■ **Exercise data**
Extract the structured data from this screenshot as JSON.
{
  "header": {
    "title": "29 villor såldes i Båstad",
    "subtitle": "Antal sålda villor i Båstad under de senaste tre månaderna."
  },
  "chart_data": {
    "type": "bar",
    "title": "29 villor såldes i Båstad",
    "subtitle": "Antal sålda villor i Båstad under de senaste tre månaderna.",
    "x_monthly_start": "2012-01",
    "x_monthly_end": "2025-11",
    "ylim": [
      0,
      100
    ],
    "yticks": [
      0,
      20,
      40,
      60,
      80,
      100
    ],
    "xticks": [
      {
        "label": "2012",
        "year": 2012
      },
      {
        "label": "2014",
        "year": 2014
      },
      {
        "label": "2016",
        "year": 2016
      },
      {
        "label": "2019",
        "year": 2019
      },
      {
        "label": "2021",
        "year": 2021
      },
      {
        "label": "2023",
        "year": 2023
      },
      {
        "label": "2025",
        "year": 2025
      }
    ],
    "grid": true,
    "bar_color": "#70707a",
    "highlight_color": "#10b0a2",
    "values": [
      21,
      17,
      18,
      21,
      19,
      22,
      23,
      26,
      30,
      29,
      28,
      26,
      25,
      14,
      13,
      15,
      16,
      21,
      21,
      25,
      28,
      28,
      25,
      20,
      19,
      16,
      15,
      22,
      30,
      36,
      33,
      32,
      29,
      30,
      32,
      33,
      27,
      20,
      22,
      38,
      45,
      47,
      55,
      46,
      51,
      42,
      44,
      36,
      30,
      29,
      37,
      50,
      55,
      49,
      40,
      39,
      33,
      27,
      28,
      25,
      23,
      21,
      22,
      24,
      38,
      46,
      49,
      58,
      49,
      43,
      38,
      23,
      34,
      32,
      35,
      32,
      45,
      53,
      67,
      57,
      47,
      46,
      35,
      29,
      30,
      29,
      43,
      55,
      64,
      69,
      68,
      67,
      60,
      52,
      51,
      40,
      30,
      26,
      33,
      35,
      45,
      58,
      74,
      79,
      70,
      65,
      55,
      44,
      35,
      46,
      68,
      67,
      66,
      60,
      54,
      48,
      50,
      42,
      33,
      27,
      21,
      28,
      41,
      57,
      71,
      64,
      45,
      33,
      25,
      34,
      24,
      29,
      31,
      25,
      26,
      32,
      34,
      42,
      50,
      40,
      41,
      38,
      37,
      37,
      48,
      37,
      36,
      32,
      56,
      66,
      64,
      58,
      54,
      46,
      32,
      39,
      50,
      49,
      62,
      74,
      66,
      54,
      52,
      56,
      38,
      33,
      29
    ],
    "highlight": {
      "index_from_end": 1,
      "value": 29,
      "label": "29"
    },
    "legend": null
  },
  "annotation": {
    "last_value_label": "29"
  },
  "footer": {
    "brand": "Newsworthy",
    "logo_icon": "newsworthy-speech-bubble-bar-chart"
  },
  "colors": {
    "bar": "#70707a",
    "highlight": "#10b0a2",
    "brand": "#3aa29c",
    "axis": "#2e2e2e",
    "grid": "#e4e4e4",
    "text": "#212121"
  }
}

■ **Stated exercise**
Set down the listing above in full, please, exactly as it appears.

■ **Response to this task**
Extract the structured data from this screenshot as JSON.
{
  "header": {
    "title": "29 villor såldes i Båstad",
    "subtitle": "Antal sålda villor i Båstad under de senaste tre månaderna."
  },
  "chart_data": {
    "type": "bar",
    "title": "29 villor såldes i Båstad",
    "subtitle": "Antal sålda villor i Båstad under de senaste tre månaderna.",
    "x_monthly_start": "2012-01",
    "x_monthly_end": "2025-11",
    "ylim": [
      0,
      100
    ],
    "yticks": [
      0,
      20,
      40,
      60,
      80,
      100
    ],
    "xticks": [
      {
        "label": "2012",
        "year": 2012
      },
      {
        "label": "2014",
        "year": 2014
      },
      {
        "label": "2016",
        "year": 2016
      },
      {
        "label": "2019",
        "year": 2019
      },
      {
        "label": "2021",
        "year": 2021
      },
      {
        "label": "2023",
        "year": 2023
      },
      {
        "label": "2025",
        "year": 2025
      }
    ],
    "grid": true,
    "bar_color": "#70707a",
    "highlight_color": "#10b0a2",
    "values": [
      21,
      17,
      18,
      21,
      19,
      22,
      23,
      26,
      30,
      29,
      28,
      26,
      25,
      14,
      13,
      15,
      16,
      21,
      21,
      25,
      28,
      28,
      25,
      20,
      19,
      16,
      15,
      22,
      30,
      36,
      33,
      32,
      29,
      30,
      32,
      33,
      27,
      20,
      22,
      38,
      45,
      47,
      55,
      46,
      51,
      42,
      44,
      36,
      30,
      29,
      37,
      50,
      55,
      49,
      40,
      39,
      33,
      27,
      28,
      25,
      23,
      21,
      22,
      24,
      38,
      46,
      49,
      58,
      49,
      43,
      38,
      23,
      34,
      32,
      35,
      32,
      45,
      53,
      67,
      57,
      47,
      46,
      35,
      29,
      30,
      29,
      43,
      55,
      64,
      69,
      68,
      67,
      60,
      52,
      51,
      40,
      30,
      26,
      33,
      35,
      45,
      58,
      74,
      79,
      70,
      65,
      55,
      44,
      35,
      46,
      68,
      67,
      66,
      60,
      54,
      48,
      50,
      42,
      33,
      27,
      21,
      28,
      41,
      57,
      71,
      64,
      45,
      33,
      25,
      34,
      24,
      29,
      31,
      25,
      26,
      32,
      34,
      42,
      50,
      40,
      41,
      38,
      37,
      37,
      48,
      37,
      36,
      32,
      56,
      66,
      64,
      58,
      54,
      46,
      32,
      39,
      50,
      49,
      62,
      74,
      66,
      54,
      52,
      56,
      38,
      33,
      29
    ],
    "highlight": {
      "index_from_end": 1,
      "value": 29,
      "label": "29"
    },
    "legend": null
  },
  "annotation": {
    "last_value_label": "29"
  },
  "footer": {
    "brand": "Newsworthy",
    "logo_icon": "newsworthy-speech-bubble-bar-chart"
  },
  "colors": {
    "bar": "#70707a",
    "highlight": "#10b0a2",
    "brand": "#3aa29c",
    "axis": "#2e2e2e",
    "grid": "#e4e4e4",
    "text": "#212121"
  }
}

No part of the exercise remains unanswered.